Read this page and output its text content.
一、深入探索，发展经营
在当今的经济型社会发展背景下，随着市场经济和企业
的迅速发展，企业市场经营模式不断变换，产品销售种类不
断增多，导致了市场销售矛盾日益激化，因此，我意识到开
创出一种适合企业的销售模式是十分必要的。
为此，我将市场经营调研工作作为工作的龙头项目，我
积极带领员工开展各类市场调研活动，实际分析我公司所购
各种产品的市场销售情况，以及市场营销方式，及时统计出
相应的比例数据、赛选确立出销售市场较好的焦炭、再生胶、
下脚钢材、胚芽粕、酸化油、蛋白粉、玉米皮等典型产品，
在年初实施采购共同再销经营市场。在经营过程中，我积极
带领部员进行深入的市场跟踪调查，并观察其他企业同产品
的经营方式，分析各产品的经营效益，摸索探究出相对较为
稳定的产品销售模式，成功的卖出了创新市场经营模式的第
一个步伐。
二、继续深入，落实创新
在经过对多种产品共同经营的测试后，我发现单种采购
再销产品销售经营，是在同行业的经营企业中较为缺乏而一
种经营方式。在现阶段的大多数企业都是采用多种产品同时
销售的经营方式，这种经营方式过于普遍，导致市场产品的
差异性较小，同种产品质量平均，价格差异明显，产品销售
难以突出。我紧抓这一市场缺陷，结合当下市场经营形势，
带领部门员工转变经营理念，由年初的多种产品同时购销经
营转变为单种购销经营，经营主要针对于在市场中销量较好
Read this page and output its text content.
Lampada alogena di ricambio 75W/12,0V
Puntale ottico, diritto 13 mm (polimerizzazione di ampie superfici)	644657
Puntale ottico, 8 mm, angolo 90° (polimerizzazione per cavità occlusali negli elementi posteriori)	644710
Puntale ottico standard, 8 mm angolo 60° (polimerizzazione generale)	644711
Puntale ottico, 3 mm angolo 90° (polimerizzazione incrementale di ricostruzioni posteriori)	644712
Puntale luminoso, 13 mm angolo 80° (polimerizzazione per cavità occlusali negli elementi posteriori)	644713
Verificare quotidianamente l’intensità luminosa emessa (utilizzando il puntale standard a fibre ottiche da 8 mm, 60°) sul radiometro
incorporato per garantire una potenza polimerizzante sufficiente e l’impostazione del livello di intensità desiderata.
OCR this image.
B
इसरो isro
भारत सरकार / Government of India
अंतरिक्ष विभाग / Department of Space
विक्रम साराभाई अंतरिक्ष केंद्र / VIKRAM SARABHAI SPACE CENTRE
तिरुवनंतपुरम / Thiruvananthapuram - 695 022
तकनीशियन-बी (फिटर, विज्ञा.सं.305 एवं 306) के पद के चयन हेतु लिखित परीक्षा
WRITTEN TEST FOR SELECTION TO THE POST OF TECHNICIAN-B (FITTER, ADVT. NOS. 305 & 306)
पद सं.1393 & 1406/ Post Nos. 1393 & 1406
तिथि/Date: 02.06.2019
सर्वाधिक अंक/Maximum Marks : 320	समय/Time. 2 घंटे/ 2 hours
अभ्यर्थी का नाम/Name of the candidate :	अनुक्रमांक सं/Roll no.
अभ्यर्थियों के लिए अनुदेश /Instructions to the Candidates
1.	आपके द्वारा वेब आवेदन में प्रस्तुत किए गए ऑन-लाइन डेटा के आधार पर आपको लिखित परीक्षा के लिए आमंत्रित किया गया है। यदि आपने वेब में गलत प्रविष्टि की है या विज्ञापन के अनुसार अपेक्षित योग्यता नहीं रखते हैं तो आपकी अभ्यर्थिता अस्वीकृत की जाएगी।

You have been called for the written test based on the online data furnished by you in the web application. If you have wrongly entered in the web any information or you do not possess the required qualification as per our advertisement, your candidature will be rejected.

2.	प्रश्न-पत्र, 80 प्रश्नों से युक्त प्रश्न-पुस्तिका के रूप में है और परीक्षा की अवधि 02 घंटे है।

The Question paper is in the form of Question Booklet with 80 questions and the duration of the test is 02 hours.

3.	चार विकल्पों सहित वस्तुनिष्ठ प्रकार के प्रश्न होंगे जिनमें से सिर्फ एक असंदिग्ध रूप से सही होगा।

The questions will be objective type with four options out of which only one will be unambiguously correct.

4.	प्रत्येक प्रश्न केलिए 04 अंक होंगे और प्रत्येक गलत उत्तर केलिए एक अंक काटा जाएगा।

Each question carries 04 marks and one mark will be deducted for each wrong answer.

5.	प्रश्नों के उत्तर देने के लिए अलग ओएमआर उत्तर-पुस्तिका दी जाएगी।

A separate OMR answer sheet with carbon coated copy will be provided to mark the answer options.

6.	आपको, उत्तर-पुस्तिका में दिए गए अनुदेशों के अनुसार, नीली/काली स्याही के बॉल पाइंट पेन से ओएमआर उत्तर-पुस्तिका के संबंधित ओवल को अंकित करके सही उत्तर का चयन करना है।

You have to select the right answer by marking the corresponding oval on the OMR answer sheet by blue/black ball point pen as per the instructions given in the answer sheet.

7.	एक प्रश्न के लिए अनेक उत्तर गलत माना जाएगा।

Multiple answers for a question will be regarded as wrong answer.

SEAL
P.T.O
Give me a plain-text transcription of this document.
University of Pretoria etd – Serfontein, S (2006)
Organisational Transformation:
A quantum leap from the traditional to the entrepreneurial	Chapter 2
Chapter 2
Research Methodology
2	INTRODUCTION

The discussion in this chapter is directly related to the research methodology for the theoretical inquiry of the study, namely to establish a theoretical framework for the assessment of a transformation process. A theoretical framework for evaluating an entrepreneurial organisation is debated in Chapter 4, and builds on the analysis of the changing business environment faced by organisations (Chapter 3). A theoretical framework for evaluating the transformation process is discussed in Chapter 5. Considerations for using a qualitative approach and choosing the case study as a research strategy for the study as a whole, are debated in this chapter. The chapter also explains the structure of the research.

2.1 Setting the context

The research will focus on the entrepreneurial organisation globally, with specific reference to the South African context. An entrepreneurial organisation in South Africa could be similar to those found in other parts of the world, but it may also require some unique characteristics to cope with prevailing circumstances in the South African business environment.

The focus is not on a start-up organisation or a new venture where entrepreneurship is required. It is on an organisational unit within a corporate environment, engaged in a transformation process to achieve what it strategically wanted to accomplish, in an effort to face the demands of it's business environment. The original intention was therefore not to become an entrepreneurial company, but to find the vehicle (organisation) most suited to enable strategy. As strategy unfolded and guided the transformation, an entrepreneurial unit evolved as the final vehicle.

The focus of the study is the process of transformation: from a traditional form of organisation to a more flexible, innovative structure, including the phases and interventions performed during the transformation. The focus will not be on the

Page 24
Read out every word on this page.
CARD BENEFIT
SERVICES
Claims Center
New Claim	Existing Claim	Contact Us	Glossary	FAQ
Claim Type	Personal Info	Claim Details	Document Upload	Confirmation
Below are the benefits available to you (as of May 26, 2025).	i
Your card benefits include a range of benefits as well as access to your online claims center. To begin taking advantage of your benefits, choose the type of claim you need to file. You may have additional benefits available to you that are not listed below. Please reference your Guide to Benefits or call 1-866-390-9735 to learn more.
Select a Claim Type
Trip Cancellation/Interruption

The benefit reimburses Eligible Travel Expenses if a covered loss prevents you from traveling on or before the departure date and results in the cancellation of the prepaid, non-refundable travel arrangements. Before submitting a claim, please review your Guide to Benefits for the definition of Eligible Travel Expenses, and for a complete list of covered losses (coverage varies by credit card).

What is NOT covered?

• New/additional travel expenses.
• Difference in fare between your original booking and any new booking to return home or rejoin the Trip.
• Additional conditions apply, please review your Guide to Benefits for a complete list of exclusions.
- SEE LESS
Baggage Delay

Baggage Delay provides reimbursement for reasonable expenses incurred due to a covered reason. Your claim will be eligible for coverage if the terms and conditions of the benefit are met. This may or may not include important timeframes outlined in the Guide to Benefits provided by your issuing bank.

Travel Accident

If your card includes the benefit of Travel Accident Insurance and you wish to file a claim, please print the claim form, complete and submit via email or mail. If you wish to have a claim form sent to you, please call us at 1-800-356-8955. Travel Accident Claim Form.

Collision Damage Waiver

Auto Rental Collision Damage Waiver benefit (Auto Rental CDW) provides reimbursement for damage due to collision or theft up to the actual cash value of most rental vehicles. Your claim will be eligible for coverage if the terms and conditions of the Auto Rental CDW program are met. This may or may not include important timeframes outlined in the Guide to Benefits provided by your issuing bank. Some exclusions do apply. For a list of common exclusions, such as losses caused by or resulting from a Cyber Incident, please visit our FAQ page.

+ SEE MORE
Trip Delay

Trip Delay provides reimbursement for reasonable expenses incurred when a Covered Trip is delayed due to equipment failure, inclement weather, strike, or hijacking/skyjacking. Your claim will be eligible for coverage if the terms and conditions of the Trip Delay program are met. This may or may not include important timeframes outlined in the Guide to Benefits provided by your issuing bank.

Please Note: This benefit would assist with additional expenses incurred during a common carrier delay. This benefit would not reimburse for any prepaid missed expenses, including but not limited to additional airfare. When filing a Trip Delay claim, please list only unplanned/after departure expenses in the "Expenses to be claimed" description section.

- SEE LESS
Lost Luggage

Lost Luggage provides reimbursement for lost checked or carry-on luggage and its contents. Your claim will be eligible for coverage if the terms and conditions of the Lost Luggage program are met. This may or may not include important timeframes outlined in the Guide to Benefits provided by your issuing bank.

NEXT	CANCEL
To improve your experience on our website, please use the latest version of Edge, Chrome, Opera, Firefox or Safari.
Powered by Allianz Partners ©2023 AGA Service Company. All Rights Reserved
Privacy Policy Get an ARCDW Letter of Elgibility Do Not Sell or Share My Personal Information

-------

## Required task
Locate the lines above that hold the word "hours". Show every one of them.

## Result below
सर्वाधिक अंक/Maximum Marks : 320	समय/Time. 2 घंटे/ 2 hours
The Question paper is in the form of Question Booklet with 80 questions and the duration of the test is 02 hours.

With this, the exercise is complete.